Task directions:
Seek out every line containing the word "text", and copy each.
- - - - - - -
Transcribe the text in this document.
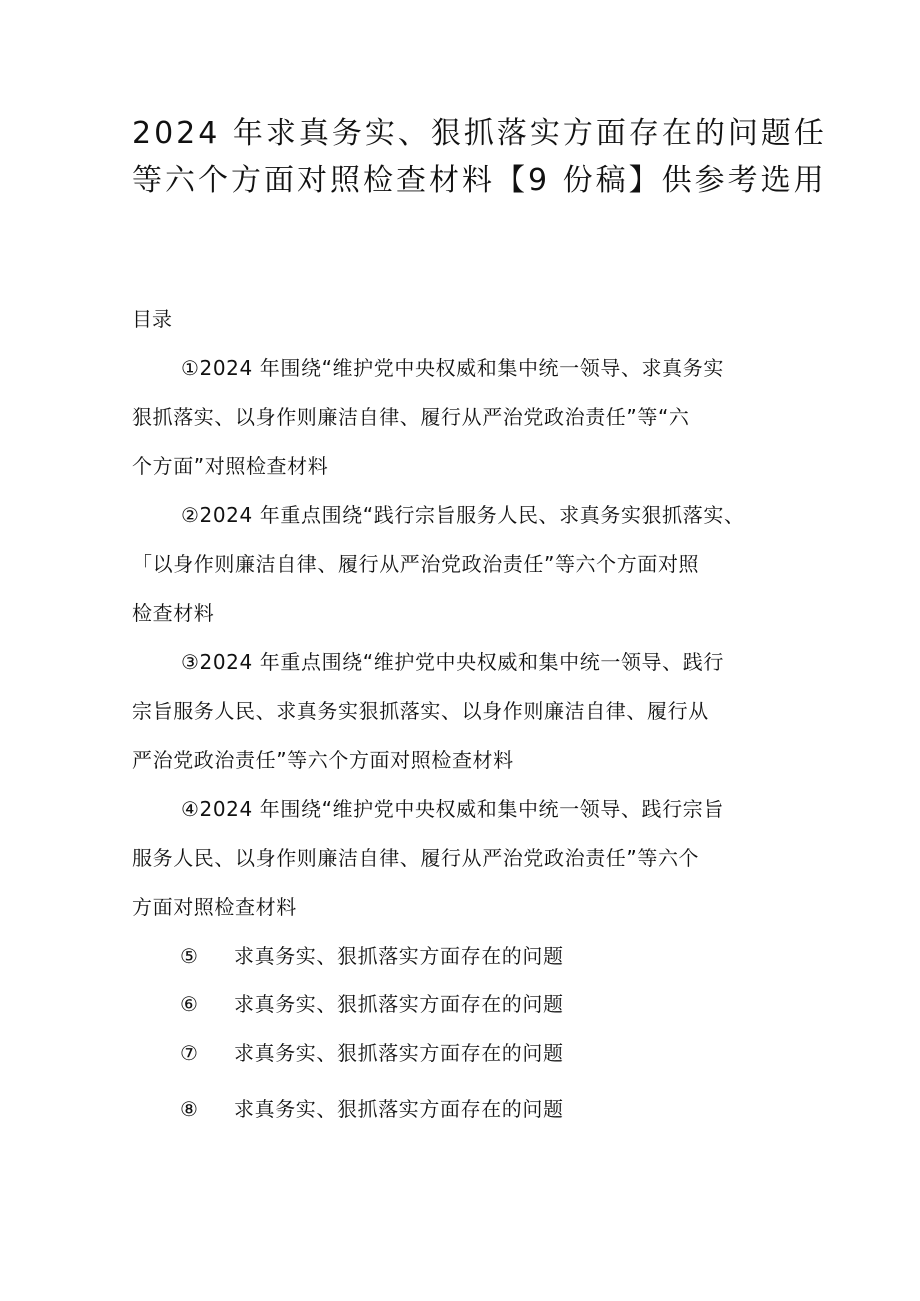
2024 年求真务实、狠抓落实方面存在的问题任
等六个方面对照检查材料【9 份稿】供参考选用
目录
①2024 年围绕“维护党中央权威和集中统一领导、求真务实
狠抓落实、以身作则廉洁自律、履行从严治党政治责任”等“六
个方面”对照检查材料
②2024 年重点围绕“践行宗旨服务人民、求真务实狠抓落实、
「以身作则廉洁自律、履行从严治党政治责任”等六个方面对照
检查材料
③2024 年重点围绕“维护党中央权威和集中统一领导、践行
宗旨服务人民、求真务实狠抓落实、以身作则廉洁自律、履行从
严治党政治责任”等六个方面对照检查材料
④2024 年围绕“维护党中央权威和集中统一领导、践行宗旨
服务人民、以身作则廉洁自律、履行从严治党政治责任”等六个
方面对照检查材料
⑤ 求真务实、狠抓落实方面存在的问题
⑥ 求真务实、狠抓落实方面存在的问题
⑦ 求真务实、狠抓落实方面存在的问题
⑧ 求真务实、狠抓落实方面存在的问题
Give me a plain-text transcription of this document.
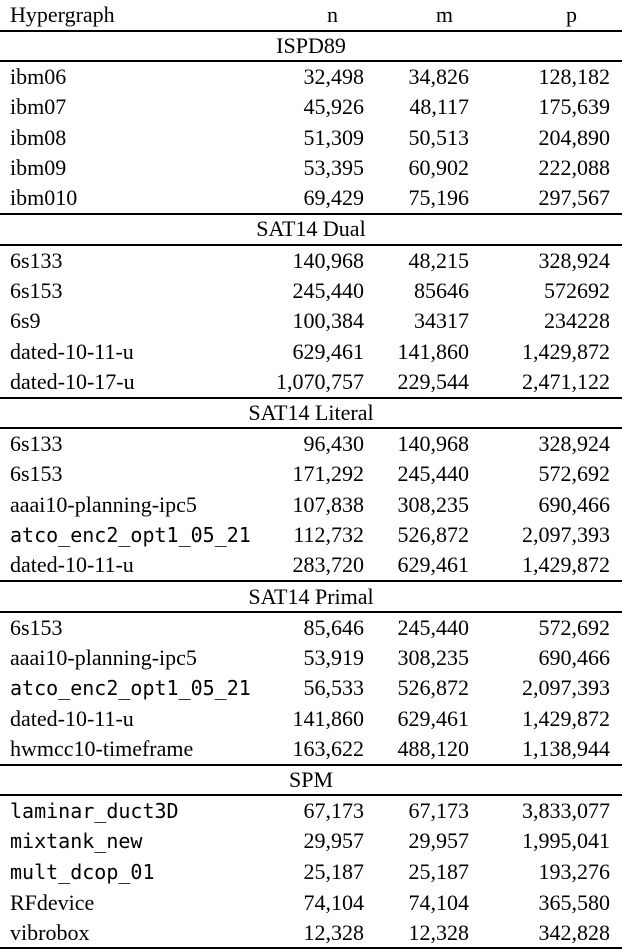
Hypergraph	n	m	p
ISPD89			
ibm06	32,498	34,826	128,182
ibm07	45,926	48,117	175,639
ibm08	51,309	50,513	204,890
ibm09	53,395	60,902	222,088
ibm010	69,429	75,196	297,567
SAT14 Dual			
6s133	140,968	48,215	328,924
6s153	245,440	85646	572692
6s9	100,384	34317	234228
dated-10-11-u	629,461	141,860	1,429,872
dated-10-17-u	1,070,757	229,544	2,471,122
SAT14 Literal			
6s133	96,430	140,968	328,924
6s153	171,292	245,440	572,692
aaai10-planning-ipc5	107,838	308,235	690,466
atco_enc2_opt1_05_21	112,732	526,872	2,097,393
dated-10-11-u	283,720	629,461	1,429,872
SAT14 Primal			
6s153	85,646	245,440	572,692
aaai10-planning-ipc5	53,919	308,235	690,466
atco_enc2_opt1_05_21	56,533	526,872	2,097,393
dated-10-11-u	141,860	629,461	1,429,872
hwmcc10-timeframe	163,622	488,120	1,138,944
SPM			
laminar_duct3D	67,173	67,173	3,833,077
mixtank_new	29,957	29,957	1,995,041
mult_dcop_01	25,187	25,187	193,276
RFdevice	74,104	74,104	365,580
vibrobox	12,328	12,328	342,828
- - - - - - -
Task result:
Transcribe the text in this document.
Give me a plain-text transcription of this document.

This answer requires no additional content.